** start of STORED ROWS **

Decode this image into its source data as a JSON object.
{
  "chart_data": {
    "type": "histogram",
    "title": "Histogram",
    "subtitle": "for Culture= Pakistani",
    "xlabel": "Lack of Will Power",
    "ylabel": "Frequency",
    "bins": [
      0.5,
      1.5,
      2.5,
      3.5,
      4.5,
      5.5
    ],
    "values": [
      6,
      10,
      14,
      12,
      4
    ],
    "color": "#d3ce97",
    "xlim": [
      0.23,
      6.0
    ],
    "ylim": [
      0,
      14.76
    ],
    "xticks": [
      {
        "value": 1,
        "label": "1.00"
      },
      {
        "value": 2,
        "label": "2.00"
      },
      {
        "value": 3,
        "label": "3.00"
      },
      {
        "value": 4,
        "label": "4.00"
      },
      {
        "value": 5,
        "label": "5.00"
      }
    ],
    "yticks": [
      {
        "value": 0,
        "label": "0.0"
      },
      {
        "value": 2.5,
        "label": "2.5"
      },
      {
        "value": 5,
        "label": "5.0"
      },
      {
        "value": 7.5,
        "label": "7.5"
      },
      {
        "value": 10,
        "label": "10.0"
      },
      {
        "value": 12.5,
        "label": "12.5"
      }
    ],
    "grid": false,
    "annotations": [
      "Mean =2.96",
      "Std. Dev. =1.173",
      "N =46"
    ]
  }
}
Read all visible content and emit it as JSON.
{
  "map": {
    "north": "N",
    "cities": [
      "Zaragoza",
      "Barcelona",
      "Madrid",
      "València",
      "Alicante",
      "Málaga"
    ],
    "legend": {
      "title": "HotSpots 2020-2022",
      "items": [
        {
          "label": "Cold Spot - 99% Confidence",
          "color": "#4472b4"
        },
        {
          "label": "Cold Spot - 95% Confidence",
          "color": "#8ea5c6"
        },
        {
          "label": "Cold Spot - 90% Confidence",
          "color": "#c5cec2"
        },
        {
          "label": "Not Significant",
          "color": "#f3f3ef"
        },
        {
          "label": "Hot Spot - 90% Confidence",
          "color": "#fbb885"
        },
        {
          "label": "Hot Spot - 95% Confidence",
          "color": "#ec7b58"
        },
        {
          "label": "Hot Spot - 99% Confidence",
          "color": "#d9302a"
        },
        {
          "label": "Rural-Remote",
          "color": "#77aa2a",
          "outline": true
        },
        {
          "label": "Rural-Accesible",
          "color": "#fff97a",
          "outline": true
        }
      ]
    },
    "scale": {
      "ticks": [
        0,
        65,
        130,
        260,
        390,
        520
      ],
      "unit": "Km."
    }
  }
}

** end of STORED ROWS **

▸ EXERCISE DIRECTIONS
Look through the entries above; copy every line holding the string "Rural".

▸ RESPONSE TO THE EXERCISE
          "label": "Rural-Remote",
          "label": "Rural-Accesible",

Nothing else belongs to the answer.